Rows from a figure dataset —
___

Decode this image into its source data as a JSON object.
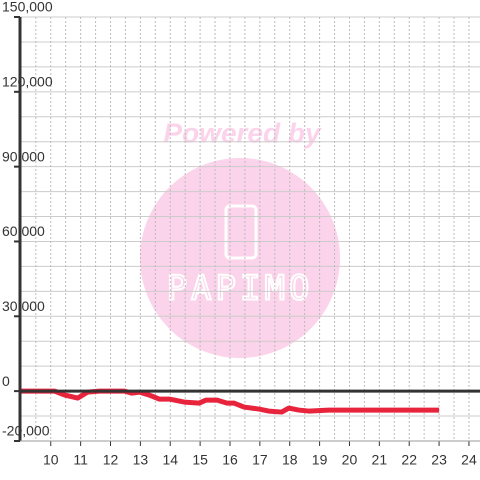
{
  "chart_data": {
    "type": "line",
    "watermark": {
      "line1": "Powered by",
      "line2": "PAPIMO"
    },
    "x": [
      9,
      10.13,
      10.47,
      10.9,
      11.23,
      11.63,
      12.47,
      12.7,
      12.97,
      13.3,
      13.63,
      13.97,
      14.47,
      14.97,
      15.2,
      15.57,
      15.9,
      16.13,
      16.47,
      16.97,
      17.3,
      17.73,
      17.97,
      18.3,
      18.63,
      19.3,
      23
    ],
    "series": [
      {
        "color": "#e8243c",
        "values": [
          0,
          0,
          -1600,
          -2800,
          -400,
          0,
          0,
          -800,
          -400,
          -1600,
          -3200,
          -3200,
          -4400,
          -4800,
          -3600,
          -3600,
          -4800,
          -4800,
          -6400,
          -7200,
          -8000,
          -8400,
          -6800,
          -7600,
          -8000,
          -7600,
          -7600
        ]
      }
    ],
    "xlim": [
      8.97,
      24.37
    ],
    "ylim": [
      -20000,
      150000
    ],
    "xticks": [
      10,
      11,
      12,
      13,
      14,
      15,
      16,
      17,
      18,
      19,
      20,
      21,
      22,
      23,
      24
    ],
    "yticks": [
      {
        "value": -20000,
        "label": "-20,000"
      },
      0,
      {
        "value": 30000,
        "label": "30,000"
      },
      {
        "value": 60000,
        "label": "60,000"
      },
      {
        "value": 90000,
        "label": "90,000"
      },
      {
        "value": 120000,
        "label": "120,000"
      },
      {
        "value": 150000,
        "label": "150,000"
      }
    ],
    "ygrid": [
      -10000,
      10000,
      20000,
      40000,
      50000,
      70000,
      80000,
      100000,
      110000,
      130000,
      140000
    ],
    "xgrid": [
      9.5,
      10.5,
      11.5,
      12.5,
      13.5,
      14.5,
      15.5,
      16.5,
      17.5,
      18.5,
      19.5,
      20.5,
      21.5,
      22.5,
      23.5
    ],
    "grid": true
  }
}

___

Description of the task —
Pictures are to be left out; repeat all the remaining data exactly.

Exercise answer —
Decode this image into its source data as a JSON object.
{
  "chart_data": {
    "type": "line",
    "watermark": {
      "line1": "Powered by",
      "line2": "PAPIMO"
    },
    "x": [
      9,
      10.13,
      10.47,
      10.9,
      11.23,
      11.63,
      12.47,
      12.7,
      12.97,
      13.3,
      13.63,
      13.97,
      14.47,
      14.97,
      15.2,
      15.57,
      15.9,
      16.13,
      16.47,
      16.97,
      17.3,
      17.73,
      17.97,
      18.3,
      18.63,
      19.3,
      23
    ],
    "series": [
      {
        "color": "#e8243c",
        "values": [
          0,
          0,
          -1600,
          -2800,
          -400,
          0,
          0,
          -800,
          -400,
          -1600,
          -3200,
          -3200,
          -4400,
          -4800,
          -3600,
          -3600,
          -4800,
          -4800,
          -6400,
          -7200,
          -8000,
          -8400,
          -6800,
          -7600,
          -8000,
          -7600,
          -7600
        ]
      }
    ],
    "xlim": [
      8.97,
      24.37
    ],
    "ylim": [
      -20000,
      150000
    ],
    "xticks": [
      10,
      11,
      12,
      13,
      14,
      15,
      16,
      17,
      18,
      19,
      20,
      21,
      22,
      23,
      24
    ],
    "yticks": [
      {
        "value": -20000,
        "label": "-20,000"
      },
      0,
      {
        "value": 30000,
        "label": "30,000"
      },
      {
        "value": 60000,
        "label": "60,000"
      },
      {
        "value": 90000,
        "label": "90,000"
      },
      {
        "value": 120000,
        "label": "120,000"
      },
      {
        "value": 150000,
        "label": "150,000"
      }
    ],
    "ygrid": [
      -10000,
      10000,
      20000,
      40000,
      50000,
      70000,
      80000,
      100000,
      110000,
      130000,
      140000
    ],
    "xgrid": [
      9.5,
      10.5,
      11.5,
      12.5,
      13.5,
      14.5,
      15.5,
      16.5,
      17.5,
      18.5,
      19.5,
      20.5,
      21.5,
      22.5,
      23.5
    ],
    "grid": true
  }
}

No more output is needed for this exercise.